__Task requirements__
Produce the listing below again, exactly as shown.
[START Provided data]
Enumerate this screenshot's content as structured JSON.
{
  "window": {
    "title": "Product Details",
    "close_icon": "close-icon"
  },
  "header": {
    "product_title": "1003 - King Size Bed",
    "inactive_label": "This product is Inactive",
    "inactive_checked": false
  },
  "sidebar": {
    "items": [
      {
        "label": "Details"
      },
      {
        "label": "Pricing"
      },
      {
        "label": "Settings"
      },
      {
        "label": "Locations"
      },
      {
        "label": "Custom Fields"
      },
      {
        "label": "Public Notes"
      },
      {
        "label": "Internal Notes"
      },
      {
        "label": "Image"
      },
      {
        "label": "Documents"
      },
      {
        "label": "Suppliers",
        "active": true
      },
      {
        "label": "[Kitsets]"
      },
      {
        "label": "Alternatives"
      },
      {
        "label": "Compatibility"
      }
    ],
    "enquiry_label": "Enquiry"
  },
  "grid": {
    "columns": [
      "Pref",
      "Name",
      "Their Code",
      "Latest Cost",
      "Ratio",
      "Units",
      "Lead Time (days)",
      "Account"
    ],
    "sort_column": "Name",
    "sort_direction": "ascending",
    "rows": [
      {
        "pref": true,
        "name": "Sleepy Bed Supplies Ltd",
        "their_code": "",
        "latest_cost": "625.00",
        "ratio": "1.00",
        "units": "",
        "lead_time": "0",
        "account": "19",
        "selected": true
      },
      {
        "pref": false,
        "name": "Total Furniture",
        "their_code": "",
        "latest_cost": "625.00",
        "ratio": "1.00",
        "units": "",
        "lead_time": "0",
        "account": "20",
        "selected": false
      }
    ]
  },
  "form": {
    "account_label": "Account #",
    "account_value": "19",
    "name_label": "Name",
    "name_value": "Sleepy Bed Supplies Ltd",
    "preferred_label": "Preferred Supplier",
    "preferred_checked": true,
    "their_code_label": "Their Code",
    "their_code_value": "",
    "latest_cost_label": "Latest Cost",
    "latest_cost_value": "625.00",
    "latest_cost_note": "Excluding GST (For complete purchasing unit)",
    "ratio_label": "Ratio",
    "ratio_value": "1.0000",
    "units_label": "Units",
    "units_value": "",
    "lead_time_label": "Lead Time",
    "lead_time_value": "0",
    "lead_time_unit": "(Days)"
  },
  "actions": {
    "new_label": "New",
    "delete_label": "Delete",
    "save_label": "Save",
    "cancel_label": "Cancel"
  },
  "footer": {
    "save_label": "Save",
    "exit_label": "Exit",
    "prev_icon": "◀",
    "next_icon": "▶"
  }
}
[END Provided data]
__Task output__
Enumerate this screenshot's content as structured JSON.
{
  "window": {
    "title": "Product Details",
    "close_icon": "close-icon"
  },
  "header": {
    "product_title": "1003 - King Size Bed",
    "inactive_label": "This product is Inactive",
    "inactive_checked": false
  },
  "sidebar": {
    "items": [
      {
        "label": "Details"
      },
      {
        "label": "Pricing"
      },
      {
        "label": "Settings"
      },
      {
        "label": "Locations"
      },
      {
        "label": "Custom Fields"
      },
      {
        "label": "Public Notes"
      },
      {
        "label": "Internal Notes"
      },
      {
        "label": "Image"
      },
      {
        "label": "Documents"
      },
      {
        "label": "Suppliers",
        "active": true
      },
      {
        "label": "[Kitsets]"
      },
      {
        "label": "Alternatives"
      },
      {
        "label": "Compatibility"
      }
    ],
    "enquiry_label": "Enquiry"
  },
  "grid": {
    "columns": [
      "Pref",
      "Name",
      "Their Code",
      "Latest Cost",
      "Ratio",
      "Units",
      "Lead Time (days)",
      "Account"
    ],
    "sort_column": "Name",
    "sort_direction": "ascending",
    "rows": [
      {
        "pref": true,
        "name": "Sleepy Bed Supplies Ltd",
        "their_code": "",
        "latest_cost": "625.00",
        "ratio": "1.00",
        "units": "",
        "lead_time": "0",
        "account": "19",
        "selected": true
      },
      {
        "pref": false,
        "name": "Total Furniture",
        "their_code": "",
        "latest_cost": "625.00",
        "ratio": "1.00",
        "units": "",
        "lead_time": "0",
        "account": "20",
        "selected": false
      }
    ]
  },
  "form": {
    "account_label": "Account #",
    "account_value": "19",
    "name_label": "Name",
    "name_value": "Sleepy Bed Supplies Ltd",
    "preferred_label": "Preferred Supplier",
    "preferred_checked": true,
    "their_code_label": "Their Code",
    "their_code_value": "",
    "latest_cost_label": "Latest Cost",
    "latest_cost_value": "625.00",
    "latest_cost_note": "Excluding GST (For complete purchasing unit)",
    "ratio_label": "Ratio",
    "ratio_value": "1.0000",
    "units_label": "Units",
    "units_value": "",
    "lead_time_label": "Lead Time",
    "lead_time_value": "0",
    "lead_time_unit": "(Days)"
  },
  "actions": {
    "new_label": "New",
    "delete_label": "Delete",
    "save_label": "Save",
    "cancel_label": "Cancel"
  },
  "footer": {
    "save_label": "Save",
    "exit_label": "Exit",
    "prev_icon": "◀",
    "next_icon": "▶"
  }
}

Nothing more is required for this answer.